═══ Records shown ═══

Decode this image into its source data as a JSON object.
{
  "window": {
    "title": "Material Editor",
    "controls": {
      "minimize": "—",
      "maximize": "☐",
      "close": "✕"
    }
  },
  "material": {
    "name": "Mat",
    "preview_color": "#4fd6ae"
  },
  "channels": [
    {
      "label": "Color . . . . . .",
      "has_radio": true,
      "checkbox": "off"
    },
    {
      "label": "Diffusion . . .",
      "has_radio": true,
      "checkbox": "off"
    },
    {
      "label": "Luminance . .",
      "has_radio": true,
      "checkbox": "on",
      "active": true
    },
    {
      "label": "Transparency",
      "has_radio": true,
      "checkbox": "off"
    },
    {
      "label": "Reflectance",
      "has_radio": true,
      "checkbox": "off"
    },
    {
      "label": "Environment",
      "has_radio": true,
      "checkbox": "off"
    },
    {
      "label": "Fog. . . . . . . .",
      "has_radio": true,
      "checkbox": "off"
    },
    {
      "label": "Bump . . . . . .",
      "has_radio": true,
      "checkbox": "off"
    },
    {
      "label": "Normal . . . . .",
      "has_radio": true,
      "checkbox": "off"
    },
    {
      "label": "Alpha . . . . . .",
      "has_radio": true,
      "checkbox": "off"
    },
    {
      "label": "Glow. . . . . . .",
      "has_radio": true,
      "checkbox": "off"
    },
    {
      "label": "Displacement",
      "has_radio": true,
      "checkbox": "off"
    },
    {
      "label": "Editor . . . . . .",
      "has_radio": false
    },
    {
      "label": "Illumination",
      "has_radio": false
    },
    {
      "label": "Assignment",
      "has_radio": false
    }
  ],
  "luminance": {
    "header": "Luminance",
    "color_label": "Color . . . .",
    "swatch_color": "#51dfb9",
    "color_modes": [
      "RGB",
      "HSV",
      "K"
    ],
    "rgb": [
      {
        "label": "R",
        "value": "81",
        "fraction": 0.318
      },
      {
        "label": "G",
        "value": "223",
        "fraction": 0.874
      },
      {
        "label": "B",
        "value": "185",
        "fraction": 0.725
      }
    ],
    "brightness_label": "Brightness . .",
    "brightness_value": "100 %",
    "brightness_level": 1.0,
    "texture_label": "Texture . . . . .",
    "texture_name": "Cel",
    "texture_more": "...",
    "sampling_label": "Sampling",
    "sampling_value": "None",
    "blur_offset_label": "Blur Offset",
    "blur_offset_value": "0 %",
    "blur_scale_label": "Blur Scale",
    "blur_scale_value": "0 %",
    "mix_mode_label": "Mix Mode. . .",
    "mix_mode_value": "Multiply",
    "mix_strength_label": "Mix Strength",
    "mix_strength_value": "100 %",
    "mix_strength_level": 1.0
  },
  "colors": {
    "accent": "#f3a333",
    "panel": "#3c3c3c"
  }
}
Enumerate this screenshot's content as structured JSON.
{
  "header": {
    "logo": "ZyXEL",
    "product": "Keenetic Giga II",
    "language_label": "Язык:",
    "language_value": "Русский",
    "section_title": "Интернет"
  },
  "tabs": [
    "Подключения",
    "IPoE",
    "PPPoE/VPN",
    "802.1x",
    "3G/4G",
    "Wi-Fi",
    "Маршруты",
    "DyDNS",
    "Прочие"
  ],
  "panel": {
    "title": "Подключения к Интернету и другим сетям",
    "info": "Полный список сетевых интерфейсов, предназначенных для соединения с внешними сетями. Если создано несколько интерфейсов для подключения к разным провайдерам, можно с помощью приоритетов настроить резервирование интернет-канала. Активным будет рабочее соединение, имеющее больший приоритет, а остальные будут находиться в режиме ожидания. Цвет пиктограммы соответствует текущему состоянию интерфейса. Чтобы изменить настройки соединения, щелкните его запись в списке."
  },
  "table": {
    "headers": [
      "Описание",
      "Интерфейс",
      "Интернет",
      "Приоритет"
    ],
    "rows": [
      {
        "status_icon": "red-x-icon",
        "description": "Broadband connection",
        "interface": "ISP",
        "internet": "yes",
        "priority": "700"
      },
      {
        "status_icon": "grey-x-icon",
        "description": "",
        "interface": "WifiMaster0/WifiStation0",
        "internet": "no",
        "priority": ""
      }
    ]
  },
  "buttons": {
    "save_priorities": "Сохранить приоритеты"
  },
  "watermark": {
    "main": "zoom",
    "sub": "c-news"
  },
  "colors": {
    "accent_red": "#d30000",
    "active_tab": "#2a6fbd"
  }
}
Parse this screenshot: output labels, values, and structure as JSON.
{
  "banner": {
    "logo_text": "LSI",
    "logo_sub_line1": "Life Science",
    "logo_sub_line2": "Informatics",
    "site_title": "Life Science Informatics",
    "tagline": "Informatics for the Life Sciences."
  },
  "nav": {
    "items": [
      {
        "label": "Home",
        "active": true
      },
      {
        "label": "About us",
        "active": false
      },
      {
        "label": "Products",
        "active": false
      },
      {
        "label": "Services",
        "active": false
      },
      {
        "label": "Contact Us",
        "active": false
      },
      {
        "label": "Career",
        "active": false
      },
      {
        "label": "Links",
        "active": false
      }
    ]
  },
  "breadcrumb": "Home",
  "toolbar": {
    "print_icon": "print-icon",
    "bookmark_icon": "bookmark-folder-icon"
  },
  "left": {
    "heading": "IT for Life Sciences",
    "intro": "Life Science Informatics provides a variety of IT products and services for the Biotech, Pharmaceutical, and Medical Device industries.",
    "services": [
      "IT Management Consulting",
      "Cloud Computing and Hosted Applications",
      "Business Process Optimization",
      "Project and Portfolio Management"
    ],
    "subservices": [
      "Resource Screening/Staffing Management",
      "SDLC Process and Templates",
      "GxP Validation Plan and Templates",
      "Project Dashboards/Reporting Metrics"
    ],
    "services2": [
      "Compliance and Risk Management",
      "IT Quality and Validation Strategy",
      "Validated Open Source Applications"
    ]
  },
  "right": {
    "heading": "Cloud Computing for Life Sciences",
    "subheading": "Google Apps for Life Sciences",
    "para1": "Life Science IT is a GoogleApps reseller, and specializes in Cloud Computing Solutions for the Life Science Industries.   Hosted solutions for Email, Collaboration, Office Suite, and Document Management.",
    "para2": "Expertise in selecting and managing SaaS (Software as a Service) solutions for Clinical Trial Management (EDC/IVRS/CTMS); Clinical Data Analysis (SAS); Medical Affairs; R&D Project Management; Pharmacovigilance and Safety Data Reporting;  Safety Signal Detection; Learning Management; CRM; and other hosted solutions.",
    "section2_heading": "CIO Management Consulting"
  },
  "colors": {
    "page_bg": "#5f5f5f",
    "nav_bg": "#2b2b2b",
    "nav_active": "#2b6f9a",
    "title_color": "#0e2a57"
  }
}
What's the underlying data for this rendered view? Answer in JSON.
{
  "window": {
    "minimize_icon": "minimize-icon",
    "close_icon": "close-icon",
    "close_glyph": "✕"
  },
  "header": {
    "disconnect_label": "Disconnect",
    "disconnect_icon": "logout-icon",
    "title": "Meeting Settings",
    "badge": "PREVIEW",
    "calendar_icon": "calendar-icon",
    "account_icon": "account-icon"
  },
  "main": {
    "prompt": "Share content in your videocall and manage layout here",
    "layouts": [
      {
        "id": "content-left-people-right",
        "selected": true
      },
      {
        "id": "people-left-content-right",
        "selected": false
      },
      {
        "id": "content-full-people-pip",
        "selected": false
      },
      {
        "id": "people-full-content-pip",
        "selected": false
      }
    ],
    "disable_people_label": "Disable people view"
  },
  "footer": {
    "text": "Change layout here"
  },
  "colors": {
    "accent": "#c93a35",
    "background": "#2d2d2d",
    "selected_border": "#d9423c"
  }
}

═══

§ What you need to do: Copy out the lines starting at the one containing "What's the underlying" and ending with the last line of the entries. Include nothing else.

§ Answer to this exercise:
What's the underlying data for this rendered view? Answer in JSON.
{
  "window": {
    "minimize_icon": "minimize-icon",
    "close_icon": "close-icon",
    "close_glyph": "✕"
  },
  "header": {
    "disconnect_label": "Disconnect",
    "disconnect_icon": "logout-icon",
    "title": "Meeting Settings",
    "badge": "PREVIEW",
    "calendar_icon": "calendar-icon",
    "account_icon": "account-icon"
  },
  "main": {
    "prompt": "Share content in your videocall and manage layout here",
    "layouts": [
      {
        "id": "content-left-people-right",
        "selected": true
      },
      {
        "id": "people-left-content-right",
        "selected": false
      },
      {
        "id": "content-full-people-pip",
        "selected": false
      },
      {
        "id": "people-full-content-pip",
        "selected": false
      }
    ],
    "disable_people_label": "Disable people view"
  },
  "footer": {
    "text": "Change layout here"
  },
  "colors": {
    "accent": "#c93a35",
    "background": "#2d2d2d",
    "selected_border": "#d9423c"
  }
}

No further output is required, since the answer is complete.